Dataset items
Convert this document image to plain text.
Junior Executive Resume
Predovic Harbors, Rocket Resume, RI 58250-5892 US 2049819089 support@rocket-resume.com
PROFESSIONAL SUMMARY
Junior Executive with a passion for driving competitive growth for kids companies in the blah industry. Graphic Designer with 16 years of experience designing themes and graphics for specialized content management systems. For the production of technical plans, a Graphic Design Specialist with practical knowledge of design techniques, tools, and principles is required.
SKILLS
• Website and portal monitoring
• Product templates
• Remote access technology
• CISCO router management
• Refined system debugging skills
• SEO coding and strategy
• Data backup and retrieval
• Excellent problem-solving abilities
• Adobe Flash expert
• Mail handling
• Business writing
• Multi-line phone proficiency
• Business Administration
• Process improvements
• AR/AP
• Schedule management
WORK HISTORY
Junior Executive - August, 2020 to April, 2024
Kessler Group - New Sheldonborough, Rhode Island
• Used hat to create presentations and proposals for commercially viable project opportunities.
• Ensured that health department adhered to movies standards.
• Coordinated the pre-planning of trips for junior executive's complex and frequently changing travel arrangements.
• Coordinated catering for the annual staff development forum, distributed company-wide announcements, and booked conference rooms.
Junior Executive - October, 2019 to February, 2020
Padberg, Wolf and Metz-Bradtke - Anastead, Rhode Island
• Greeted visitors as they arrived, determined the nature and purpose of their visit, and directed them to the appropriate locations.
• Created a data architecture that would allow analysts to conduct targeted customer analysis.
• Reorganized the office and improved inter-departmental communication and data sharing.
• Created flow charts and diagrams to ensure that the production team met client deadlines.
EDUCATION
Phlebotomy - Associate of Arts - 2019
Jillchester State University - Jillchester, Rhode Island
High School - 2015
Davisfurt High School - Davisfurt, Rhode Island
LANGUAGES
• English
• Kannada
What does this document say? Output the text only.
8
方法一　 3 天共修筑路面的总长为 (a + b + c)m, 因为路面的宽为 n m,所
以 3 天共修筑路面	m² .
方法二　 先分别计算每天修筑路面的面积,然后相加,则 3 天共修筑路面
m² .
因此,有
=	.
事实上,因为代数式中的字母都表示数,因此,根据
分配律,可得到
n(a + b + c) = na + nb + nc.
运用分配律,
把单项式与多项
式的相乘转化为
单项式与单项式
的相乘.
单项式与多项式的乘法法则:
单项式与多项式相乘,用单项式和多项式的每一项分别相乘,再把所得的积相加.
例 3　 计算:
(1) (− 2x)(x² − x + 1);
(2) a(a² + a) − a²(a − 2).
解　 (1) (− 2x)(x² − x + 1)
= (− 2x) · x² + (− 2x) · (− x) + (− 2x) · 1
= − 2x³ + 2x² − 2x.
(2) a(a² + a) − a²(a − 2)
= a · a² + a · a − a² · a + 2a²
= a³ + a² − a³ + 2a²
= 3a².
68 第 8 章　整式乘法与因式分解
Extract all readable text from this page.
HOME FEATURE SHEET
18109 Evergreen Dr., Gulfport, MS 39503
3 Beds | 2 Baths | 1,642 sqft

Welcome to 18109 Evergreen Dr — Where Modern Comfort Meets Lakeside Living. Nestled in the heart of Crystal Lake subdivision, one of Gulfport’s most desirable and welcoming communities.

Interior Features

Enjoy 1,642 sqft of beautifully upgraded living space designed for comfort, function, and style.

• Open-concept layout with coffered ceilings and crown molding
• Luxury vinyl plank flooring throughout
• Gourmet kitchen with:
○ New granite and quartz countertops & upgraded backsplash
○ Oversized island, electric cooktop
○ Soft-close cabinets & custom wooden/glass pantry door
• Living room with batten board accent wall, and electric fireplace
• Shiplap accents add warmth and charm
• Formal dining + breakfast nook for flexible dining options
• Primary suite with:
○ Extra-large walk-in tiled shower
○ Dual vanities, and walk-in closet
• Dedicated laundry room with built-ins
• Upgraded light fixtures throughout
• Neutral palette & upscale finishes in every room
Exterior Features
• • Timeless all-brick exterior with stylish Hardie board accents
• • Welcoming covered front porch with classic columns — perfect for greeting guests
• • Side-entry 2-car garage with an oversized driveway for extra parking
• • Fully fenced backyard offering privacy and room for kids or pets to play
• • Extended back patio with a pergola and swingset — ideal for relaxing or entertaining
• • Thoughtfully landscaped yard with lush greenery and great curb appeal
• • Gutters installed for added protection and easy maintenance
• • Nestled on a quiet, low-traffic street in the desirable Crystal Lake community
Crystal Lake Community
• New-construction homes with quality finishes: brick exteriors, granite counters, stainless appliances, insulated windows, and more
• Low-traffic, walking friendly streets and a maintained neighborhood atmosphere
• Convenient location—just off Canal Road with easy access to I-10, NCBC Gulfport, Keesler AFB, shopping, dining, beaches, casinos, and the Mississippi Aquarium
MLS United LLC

### Work to complete
Write the data from above out again, exactly.

### Written reply
Convert this document image to plain text.
Junior Executive Resume
Predovic Harbors, Rocket Resume, RI 58250-5892 US 2049819089 support@rocket-resume.com
PROFESSIONAL SUMMARY
Junior Executive with a passion for driving competitive growth for kids companies in the blah industry. Graphic Designer with 16 years of experience designing themes and graphics for specialized content management systems. For the production of technical plans, a Graphic Design Specialist with practical knowledge of design techniques, tools, and principles is required.
SKILLS
• Website and portal monitoring
• Product templates
• Remote access technology
• CISCO router management
• Refined system debugging skills
• SEO coding and strategy
• Data backup and retrieval
• Excellent problem-solving abilities
• Adobe Flash expert
• Mail handling
• Business writing
• Multi-line phone proficiency
• Business Administration
• Process improvements
• AR/AP
• Schedule management
WORK HISTORY
Junior Executive - August, 2020 to April, 2024
Kessler Group - New Sheldonborough, Rhode Island
• Used hat to create presentations and proposals for commercially viable project opportunities.
• Ensured that health department adhered to movies standards.
• Coordinated the pre-planning of trips for junior executive's complex and frequently changing travel arrangements.
• Coordinated catering for the annual staff development forum, distributed company-wide announcements, and booked conference rooms.
Junior Executive - October, 2019 to February, 2020
Padberg, Wolf and Metz-Bradtke - Anastead, Rhode Island
• Greeted visitors as they arrived, determined the nature and purpose of their visit, and directed them to the appropriate locations.
• Created a data architecture that would allow analysts to conduct targeted customer analysis.
• Reorganized the office and improved inter-departmental communication and data sharing.
• Created flow charts and diagrams to ensure that the production team met client deadlines.
EDUCATION
Phlebotomy - Associate of Arts - 2019
Jillchester State University - Jillchester, Rhode Island
High School - 2015
Davisfurt High School - Davisfurt, Rhode Island
LANGUAGES
• English
• Kannada
What does this document say? Output the text only.
8
方法一　 3 天共修筑路面的总长为 (a + b + c)m, 因为路面的宽为 n m,所
以 3 天共修筑路面	m² .
方法二　 先分别计算每天修筑路面的面积,然后相加,则 3 天共修筑路面
m² .
因此,有
=	.
事实上,因为代数式中的字母都表示数,因此,根据
分配律,可得到
n(a + b + c) = na + nb + nc.
运用分配律,
把单项式与多项
式的相乘转化为
单项式与单项式
的相乘.
单项式与多项式的乘法法则:
单项式与多项式相乘,用单项式和多项式的每一项分别相乘,再把所得的积相加.
例 3　 计算:
(1) (− 2x)(x² − x + 1);
(2) a(a² + a) − a²(a − 2).
解　 (1) (− 2x)(x² − x + 1)
= (− 2x) · x² + (− 2x) · (− x) + (− 2x) · 1
= − 2x³ + 2x² − 2x.
(2) a(a² + a) − a²(a − 2)
= a · a² + a · a − a² · a + 2a²
= a³ + a² − a³ + 2a²
= 3a².
68 第 8 章　整式乘法与因式分解
Extract all readable text from this page.
HOME FEATURE SHEET
18109 Evergreen Dr., Gulfport, MS 39503
3 Beds | 2 Baths | 1,642 sqft

Welcome to 18109 Evergreen Dr — Where Modern Comfort Meets Lakeside Living. Nestled in the heart of Crystal Lake subdivision, one of Gulfport’s most desirable and welcoming communities.

Interior Features

Enjoy 1,642 sqft of beautifully upgraded living space designed for comfort, function, and style.

• Open-concept layout with coffered ceilings and crown molding
• Luxury vinyl plank flooring throughout
• Gourmet kitchen with:
○ New granite and quartz countertops & upgraded backsplash
○ Oversized island, electric cooktop
○ Soft-close cabinets & custom wooden/glass pantry door
• Living room with batten board accent wall, and electric fireplace
• Shiplap accents add warmth and charm
• Formal dining + breakfast nook for flexible dining options
• Primary suite with:
○ Extra-large walk-in tiled shower
○ Dual vanities, and walk-in closet
• Dedicated laundry room with built-ins
• Upgraded light fixtures throughout
• Neutral palette & upscale finishes in every room
Exterior Features
• • Timeless all-brick exterior with stylish Hardie board accents
• • Welcoming covered front porch with classic columns — perfect for greeting guests
• • Side-entry 2-car garage with an oversized driveway for extra parking
• • Fully fenced backyard offering privacy and room for kids or pets to play
• • Extended back patio with a pergola and swingset — ideal for relaxing or entertaining
• • Thoughtfully landscaped yard with lush greenery and great curb appeal
• • Gutters installed for added protection and easy maintenance
• • Nestled on a quiet, low-traffic street in the desirable Crystal Lake community
Crystal Lake Community
• New-construction homes with quality finishes: brick exteriors, granite counters, stainless appliances, insulated windows, and more
• Low-traffic, walking friendly streets and a maintained neighborhood atmosphere
• Convenient location—just off Canal Road with easy access to I-10, NCBC Gulfport, Keesler AFB, shopping, dining, beaches, casinos, and the Mississippi Aquarium
MLS United LLC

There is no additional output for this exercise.